EXERCISE REQUIREMENTS » For each line below that contains the string "transferred", copy that line.

ROWS »

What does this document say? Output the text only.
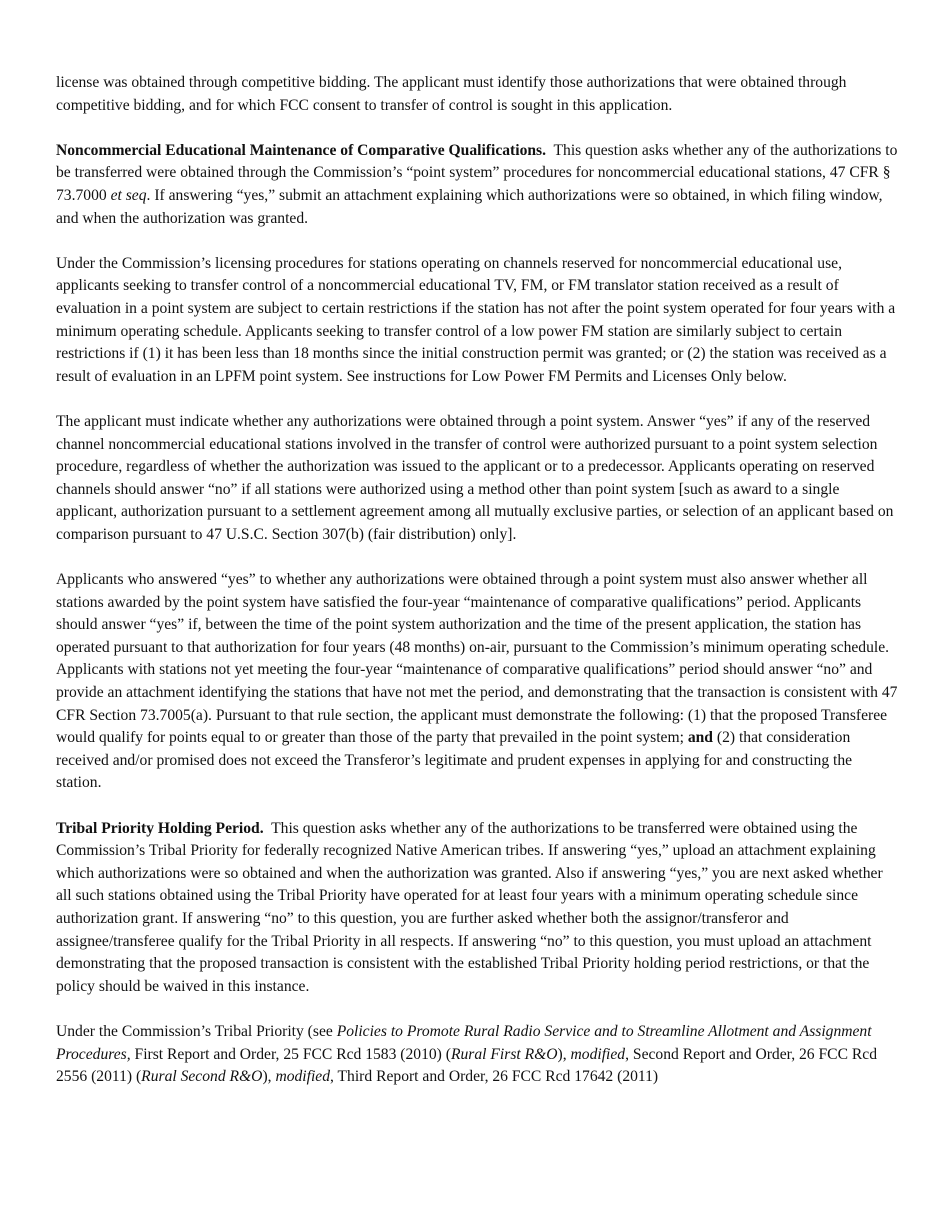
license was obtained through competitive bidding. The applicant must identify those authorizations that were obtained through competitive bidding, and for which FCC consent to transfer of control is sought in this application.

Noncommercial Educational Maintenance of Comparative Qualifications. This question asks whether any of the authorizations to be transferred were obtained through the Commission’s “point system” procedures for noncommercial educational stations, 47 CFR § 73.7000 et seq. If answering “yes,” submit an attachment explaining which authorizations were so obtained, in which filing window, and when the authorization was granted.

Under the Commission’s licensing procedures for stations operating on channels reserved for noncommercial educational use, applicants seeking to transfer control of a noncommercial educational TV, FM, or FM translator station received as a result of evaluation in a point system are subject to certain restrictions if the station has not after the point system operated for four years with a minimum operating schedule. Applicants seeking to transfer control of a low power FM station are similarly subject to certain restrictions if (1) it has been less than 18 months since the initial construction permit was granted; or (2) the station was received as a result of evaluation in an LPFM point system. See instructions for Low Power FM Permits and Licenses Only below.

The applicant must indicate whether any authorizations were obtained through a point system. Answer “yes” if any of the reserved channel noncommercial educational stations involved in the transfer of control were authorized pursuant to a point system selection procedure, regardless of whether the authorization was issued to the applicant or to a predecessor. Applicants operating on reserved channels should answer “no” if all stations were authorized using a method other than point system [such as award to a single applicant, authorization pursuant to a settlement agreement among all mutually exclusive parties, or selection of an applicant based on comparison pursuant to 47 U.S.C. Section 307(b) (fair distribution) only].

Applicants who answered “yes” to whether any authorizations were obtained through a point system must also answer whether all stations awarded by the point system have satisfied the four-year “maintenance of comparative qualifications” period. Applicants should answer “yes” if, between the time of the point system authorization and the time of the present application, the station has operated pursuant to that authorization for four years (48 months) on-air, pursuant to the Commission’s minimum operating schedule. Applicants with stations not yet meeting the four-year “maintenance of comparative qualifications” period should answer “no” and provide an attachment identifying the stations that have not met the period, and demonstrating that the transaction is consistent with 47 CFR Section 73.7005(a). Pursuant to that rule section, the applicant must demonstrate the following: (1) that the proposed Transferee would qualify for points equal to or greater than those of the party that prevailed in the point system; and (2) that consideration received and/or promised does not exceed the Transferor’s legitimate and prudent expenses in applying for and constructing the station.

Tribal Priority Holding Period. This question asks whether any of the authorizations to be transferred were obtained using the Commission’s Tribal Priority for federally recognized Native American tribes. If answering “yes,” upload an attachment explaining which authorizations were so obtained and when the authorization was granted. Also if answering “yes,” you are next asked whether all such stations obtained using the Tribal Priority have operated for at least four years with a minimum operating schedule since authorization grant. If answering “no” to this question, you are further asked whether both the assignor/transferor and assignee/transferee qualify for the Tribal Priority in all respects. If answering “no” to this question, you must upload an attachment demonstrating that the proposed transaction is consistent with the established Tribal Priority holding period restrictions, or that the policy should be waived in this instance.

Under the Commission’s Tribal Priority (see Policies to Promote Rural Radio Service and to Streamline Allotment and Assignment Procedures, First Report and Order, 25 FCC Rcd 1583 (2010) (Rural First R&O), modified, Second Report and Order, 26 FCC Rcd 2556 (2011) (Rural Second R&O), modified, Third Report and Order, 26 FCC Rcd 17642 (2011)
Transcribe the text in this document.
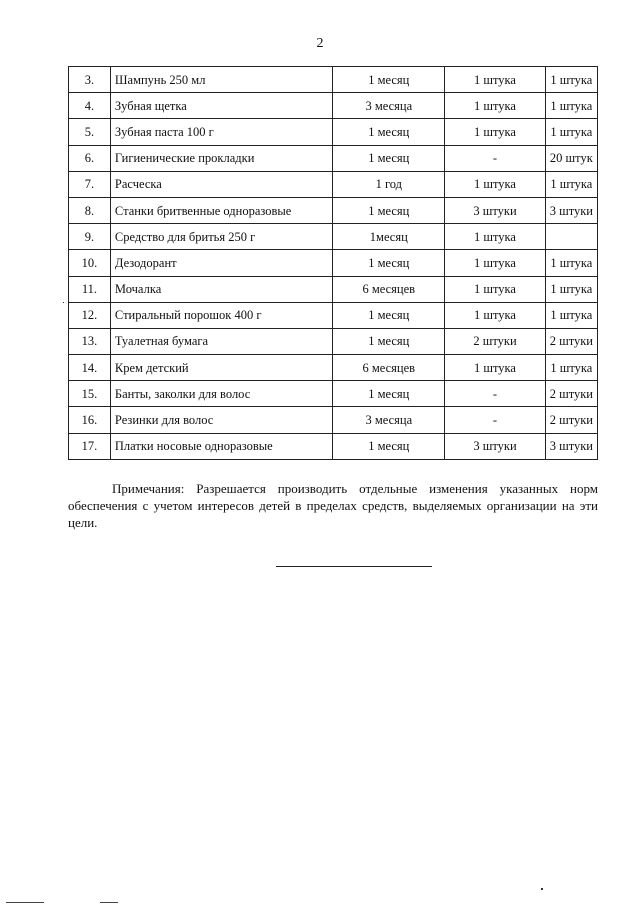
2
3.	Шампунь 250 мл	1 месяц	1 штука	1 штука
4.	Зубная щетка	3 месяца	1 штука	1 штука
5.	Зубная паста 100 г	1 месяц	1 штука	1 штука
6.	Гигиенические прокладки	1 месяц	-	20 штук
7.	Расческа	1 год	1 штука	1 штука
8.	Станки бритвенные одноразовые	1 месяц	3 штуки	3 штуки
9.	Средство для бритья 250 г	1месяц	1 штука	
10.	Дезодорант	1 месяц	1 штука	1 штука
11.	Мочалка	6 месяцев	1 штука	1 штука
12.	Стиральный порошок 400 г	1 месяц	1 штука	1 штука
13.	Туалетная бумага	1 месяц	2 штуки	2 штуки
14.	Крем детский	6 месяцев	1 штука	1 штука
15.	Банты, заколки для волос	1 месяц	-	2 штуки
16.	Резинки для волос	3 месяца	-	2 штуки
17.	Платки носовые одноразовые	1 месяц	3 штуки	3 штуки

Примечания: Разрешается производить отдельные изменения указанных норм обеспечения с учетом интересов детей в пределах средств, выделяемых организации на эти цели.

THE COMPLETED TASK »
Noncommercial Educational Maintenance of Comparative Qualifications. This question asks whether any of the authorizations to be transferred were obtained through the Commission’s “point system” procedures for noncommercial educational stations, 47 CFR § 73.7000 et seq. If answering “yes,” submit an attachment explaining which authorizations were so obtained, in which filing window, and when the authorization was granted.
Tribal Priority Holding Period. This question asks whether any of the authorizations to be transferred were obtained using the Commission’s Tribal Priority for federally recognized Native American tribes. If answering “yes,” upload an attachment explaining which authorizations were so obtained and when the authorization was granted. Also if answering “yes,” you are next asked whether all such stations obtained using the Tribal Priority have operated for at least four years with a minimum operating schedule since authorization grant. If answering “no” to this question, you are further asked whether both the assignor/transferor and assignee/transferee qualify for the Tribal Priority in all respects. If answering “no” to this question, you must upload an attachment demonstrating that the proposed transaction is consistent with the established Tribal Priority holding period restrictions, or that the policy should be waived in this instance.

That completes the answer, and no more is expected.